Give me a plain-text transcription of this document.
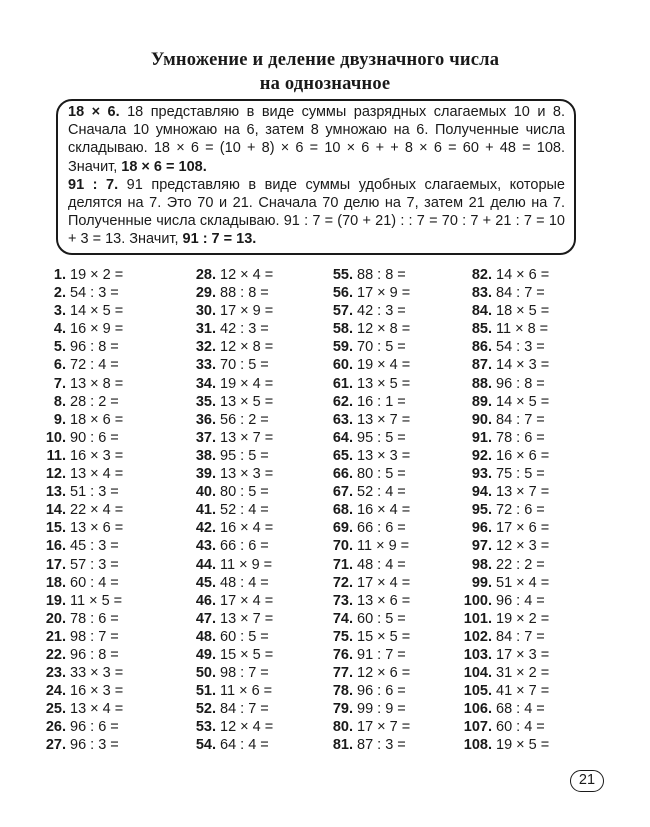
Умножение и деление двузначного числа
на однозначное

18 × 6. 18 представляю в виде суммы разрядных слагаемых 10 и 8. Сначала 10 умножаю на 6, затем 8 умножаю на 6. Полученные числа складываю. 18 × 6 = (10 + 8) × 6 = 10 × 6 + + 8 × 6 = 60 + 48 = 108. Значит, 18 × 6 = 108.

91 : 7. 91 представляю в виде суммы удобных слагаемых, которые делятся на 7. Это 70 и 21. Сначала 70 делю на 7, затем 21 делю на 7. Полученные числа складываю. 91 : 7 = (70 + 21) : : 7 = 70 : 7 + 21 : 7 = 10 + 3 = 13. Значит, 91 : 7 = 13.

1. 19 × 2 =
2. 54 : 3 =
3. 14 × 5 =
4. 16 × 9 =
5. 96 : 8 =
6. 72 : 4 =
7. 13 × 8 =
8. 28 : 2 =
9. 18 × 6 =
10. 90 : 6 =
11. 16 × 3 =
12. 13 × 4 =
13. 51 : 3 =
14. 22 × 4 =
15. 13 × 6 =
16. 45 : 3 =
17. 57 : 3 =
18. 60 : 4 =
19. 11 × 5 =
20. 78 : 6 =
21. 98 : 7 =
22. 96 : 8 =
23. 33 × 3 =
24. 16 × 3 =
25. 13 × 4 =
26. 96 : 6 =
27. 96 : 3 =
28. 12 × 4 =
29. 88 : 8 =
30. 17 × 9 =
31. 42 : 3 =
32. 12 × 8 =
33. 70 : 5 =
34. 19 × 4 =
35. 13 × 5 =
36. 56 : 2 =
37. 13 × 7 =
38. 95 : 5 =
39. 13 × 3 =
40. 80 : 5 =
41. 52 : 4 =
42. 16 × 4 =
43. 66 : 6 =
44. 11 × 9 =
45. 48 : 4 =
46. 17 × 4 =
47. 13 × 7 =
48. 60 : 5 =
49. 15 × 5 =
50. 98 : 7 =
51. 11 × 6 =
52. 84 : 7 =
53. 12 × 4 =
54. 64 : 4 =
55. 88 : 8 =
56. 17 × 9 =
57. 42 : 3 =
58. 12 × 8 =
59. 70 : 5 =
60. 19 × 4 =
61. 13 × 5 =
62. 16 : 1 =
63. 13 × 7 =
64. 95 : 5 =
65. 13 × 3 =
66. 80 : 5 =
67. 52 : 4 =
68. 16 × 4 =
69. 66 : 6 =
70. 11 × 9 =
71. 48 : 4 =
72. 17 × 4 =
73. 13 × 6 =
74. 60 : 5 =
75. 15 × 5 =
76. 91 : 7 =
77. 12 × 6 =
78. 96 : 6 =
79. 99 : 9 =
80. 17 × 7 =
81. 87 : 3 =
82. 14 × 6 =
83. 84 : 7 =
84. 18 × 5 =
85. 11 × 8 =
86. 54 : 3 =
87. 14 × 3 =
88. 96 : 8 =
89. 14 × 5 =
90. 84 : 7 =
91. 78 : 6 =
92. 16 × 6 =
93. 75 : 5 =
94. 13 × 7 =
95. 72 : 6 =
96. 17 × 6 =
97. 12 × 3 =
98. 22 : 2 =
99. 51 × 4 =
100. 96 : 4 =
101. 19 × 2 =
102. 84 : 7 =
103. 17 × 3 =
104. 31 × 2 =
105. 41 × 7 =
106. 68 : 4 =
107. 60 : 4 =
108. 19 × 5 =
21
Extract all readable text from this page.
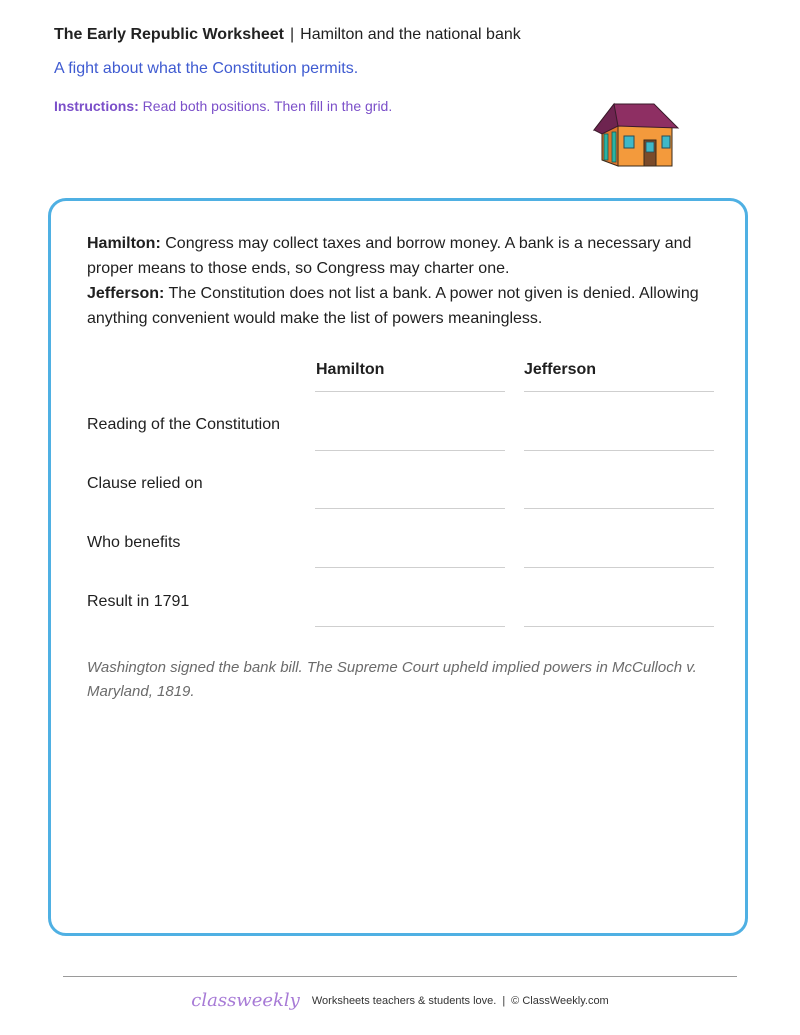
The Early Republic Worksheet | Hamilton and the national bank
A fight about what the Constitution permits.
Instructions: Read both positions. Then fill in the grid.

Hamilton: Congress may collect taxes and borrow money. A bank is a necessary and proper means to those ends, so Congress may charter one.

Jefferson: The Constitution does not list a bank. A power not given is denied. Allowing anything convenient would make the list of powers meaningless.

Hamilton	Jefferson
Reading of the Constitution
Clause relied on
Who benefits
Result in 1791
Washington signed the bank bill. The Supreme Court upheld implied powers in McCulloch v. Maryland, 1819.
classweekly Worksheets teachers & students love. | © ClassWeekly.com
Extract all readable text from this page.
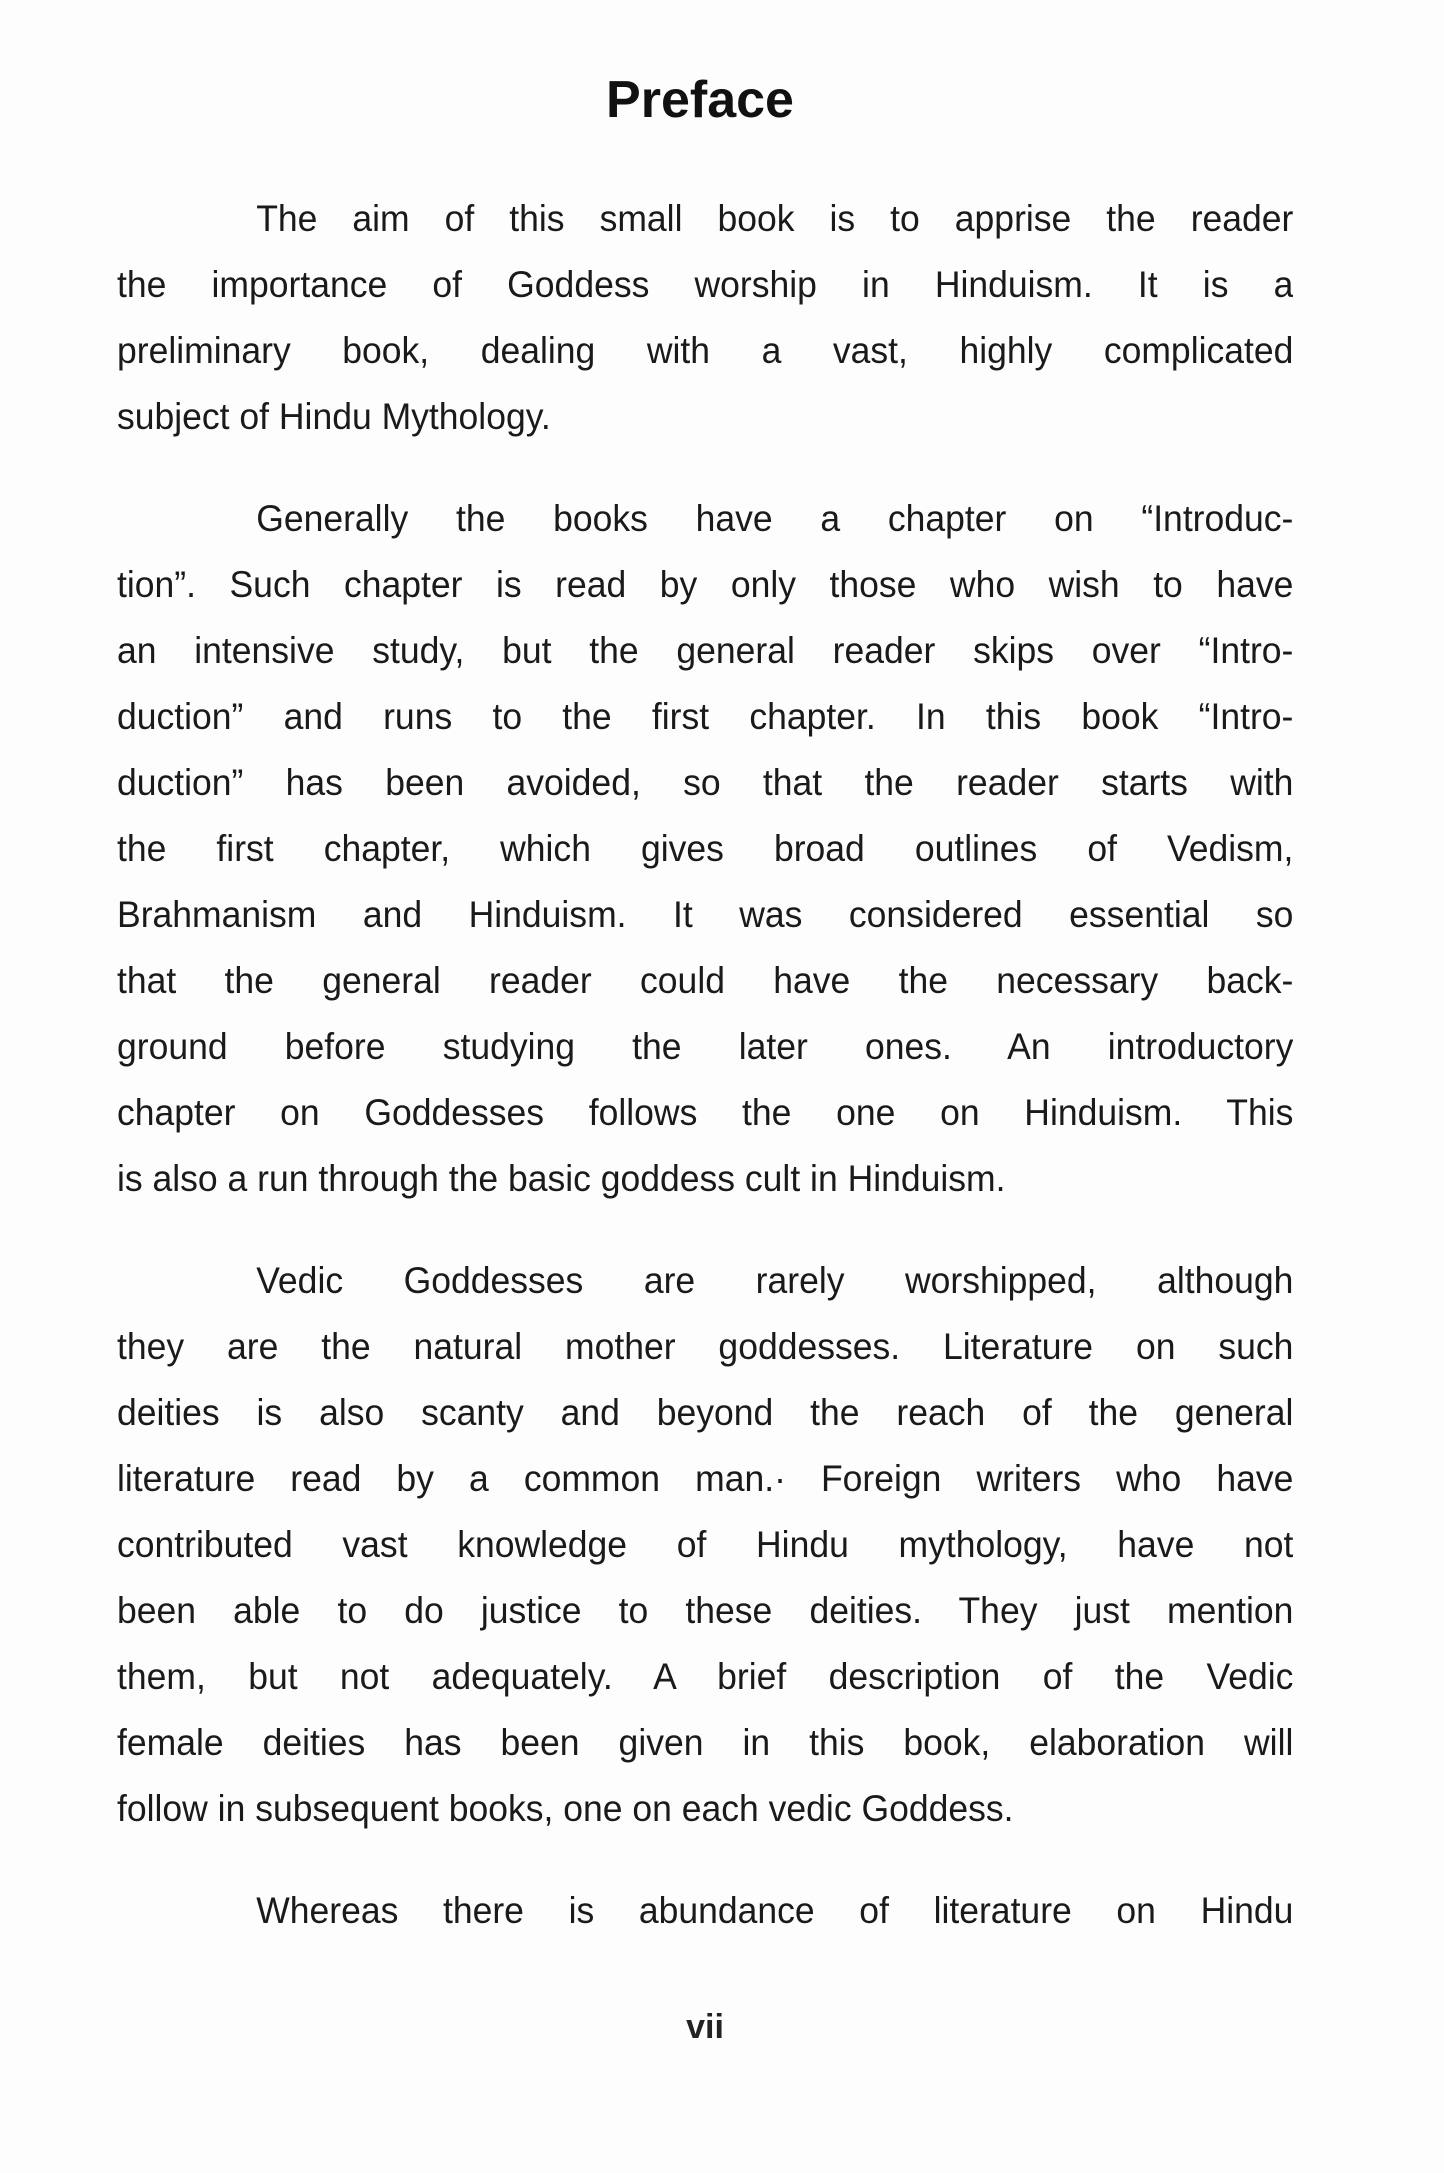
Preface
The aim of this small book is to apprise the reader
the importance of Goddess worship in Hinduism. It is a
preliminary book, dealing with a vast, highly complicated
subject of Hindu Mythology.
Generally the books have a chapter on “Introduc-
tion”. Such chapter is read by only those who wish to have
an intensive study, but the general reader skips over “Intro-
duction” and runs to the first chapter. In this book “Intro-
duction” has been avoided, so that the reader starts with
the first chapter, which gives broad outlines of Vedism,
Brahmanism and Hinduism. It was considered essential so
that the general reader could have the necessary back-
ground before studying the later ones. An introductory
chapter on Goddesses follows the one on Hinduism. This
is also a run through the basic goddess cult in Hinduism.
Vedic Goddesses are rarely worshipped, although
they are the natural mother goddesses. Literature on such
deities is also scanty and beyond the reach of the general
literature read by a common man.· Foreign writers who have
contributed vast knowledge of Hindu mythology, have not
been able to do justice to these deities. They just mention
them, but not adequately. A brief description of the Vedic
female deities has been given in this book, elaboration will
follow in subsequent books, one on each vedic Goddess.
Whereas there is abundance of literature on Hindu
vii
.....
Make an exact copy of every record, pictures excluded.

Give me a plain-text transcription of this document.
Умножение и деление двузначного числа
на однозначное

18 × 6. 18 представляю в виде суммы разрядных слагаемых 10 и 8. Сначала 10 умножаю на 6, затем 8 умножаю на 6. Полученные числа складываю. 18 × 6 = (10 + 8) × 6 = 10 × 6 + + 8 × 6 = 60 + 48 = 108. Значит, 18 × 6 = 108.

91 : 7. 91 представляю в виде суммы удобных слагаемых, которые делятся на 7. Это 70 и 21. Сначала 70 делю на 7, затем 21 делю на 7. Полученные числа складываю. 91 : 7 = (70 + 21) : : 7 = 70 : 7 + 21 : 7 = 10 + 3 = 13. Значит, 91 : 7 = 13.

1. 19 × 2 =
2. 54 : 3 =
3. 14 × 5 =
4. 16 × 9 =
5. 96 : 8 =
6. 72 : 4 =
7. 13 × 8 =
8. 28 : 2 =
9. 18 × 6 =
10. 90 : 6 =
11. 16 × 3 =
12. 13 × 4 =
13. 51 : 3 =
14. 22 × 4 =
15. 13 × 6 =
16. 45 : 3 =
17. 57 : 3 =
18. 60 : 4 =
19. 11 × 5 =
20. 78 : 6 =
21. 98 : 7 =
22. 96 : 8 =
23. 33 × 3 =
24. 16 × 3 =
25. 13 × 4 =
26. 96 : 6 =
27. 96 : 3 =
28. 12 × 4 =
29. 88 : 8 =
30. 17 × 9 =
31. 42 : 3 =
32. 12 × 8 =
33. 70 : 5 =
34. 19 × 4 =
35. 13 × 5 =
36. 56 : 2 =
37. 13 × 7 =
38. 95 : 5 =
39. 13 × 3 =
40. 80 : 5 =
41. 52 : 4 =
42. 16 × 4 =
43. 66 : 6 =
44. 11 × 9 =
45. 48 : 4 =
46. 17 × 4 =
47. 13 × 7 =
48. 60 : 5 =
49. 15 × 5 =
50. 98 : 7 =
51. 11 × 6 =
52. 84 : 7 =
53. 12 × 4 =
54. 64 : 4 =
55. 88 : 8 =
56. 17 × 9 =
57. 42 : 3 =
58. 12 × 8 =
59. 70 : 5 =
60. 19 × 4 =
61. 13 × 5 =
62. 16 : 1 =
63. 13 × 7 =
64. 95 : 5 =
65. 13 × 3 =
66. 80 : 5 =
67. 52 : 4 =
68. 16 × 4 =
69. 66 : 6 =
70. 11 × 9 =
71. 48 : 4 =
72. 17 × 4 =
73. 13 × 6 =
74. 60 : 5 =
75. 15 × 5 =
76. 91 : 7 =
77. 12 × 6 =
78. 96 : 6 =
79. 99 : 9 =
80. 17 × 7 =
81. 87 : 3 =
82. 14 × 6 =
83. 84 : 7 =
84. 18 × 5 =
85. 11 × 8 =
86. 54 : 3 =
87. 14 × 3 =
88. 96 : 8 =
89. 14 × 5 =
90. 84 : 7 =
91. 78 : 6 =
92. 16 × 6 =
93. 75 : 5 =
94. 13 × 7 =
95. 72 : 6 =
96. 17 × 6 =
97. 12 × 3 =
98. 22 : 2 =
99. 51 × 4 =
100. 96 : 4 =
101. 19 × 2 =
102. 84 : 7 =
103. 17 × 3 =
104. 31 × 2 =
105. 41 × 7 =
106. 68 : 4 =
107. 60 : 4 =
108. 19 × 5 =
21
Extract all readable text from this page.
The Early Republic Worksheet | Hamilton and the national bank
A fight about what the Constitution permits.
Instructions: Read both positions. Then fill in the grid.

Hamilton: Congress may collect taxes and borrow money. A bank is a necessary and proper means to those ends, so Congress may charter one.

Jefferson: The Constitution does not list a bank. A power not given is denied. Allowing anything convenient would make the list of powers meaningless.

Hamilton	Jefferson
Reading of the Constitution
Clause relied on
Who benefits
Result in 1791
Washington signed the bank bill. The Supreme Court upheld implied powers in McCulloch v. Maryland, 1819.
classweekly Worksheets teachers & students love. | © ClassWeekly.com
Extract all readable text from this page.
Preface
The aim of this small book is to apprise the reader
the importance of Goddess worship in Hinduism. It is a
preliminary book, dealing with a vast, highly complicated
subject of Hindu Mythology.
Generally the books have a chapter on “Introduc-
tion”. Such chapter is read by only those who wish to have
an intensive study, but the general reader skips over “Intro-
duction” and runs to the first chapter. In this book “Intro-
duction” has been avoided, so that the reader starts with
the first chapter, which gives broad outlines of Vedism,
Brahmanism and Hinduism. It was considered essential so
that the general reader could have the necessary back-
ground before studying the later ones. An introductory
chapter on Goddesses follows the one on Hinduism. This
is also a run through the basic goddess cult in Hinduism.
Vedic Goddesses are rarely worshipped, although
they are the natural mother goddesses. Literature on such
deities is also scanty and beyond the reach of the general
literature read by a common man.· Foreign writers who have
contributed vast knowledge of Hindu mythology, have not
been able to do justice to these deities. They just mention
them, but not adequately. A brief description of the Vedic
female deities has been given in this book, elaboration will
follow in subsequent books, one on each vedic Goddess.
Whereas there is abundance of literature on Hindu
vii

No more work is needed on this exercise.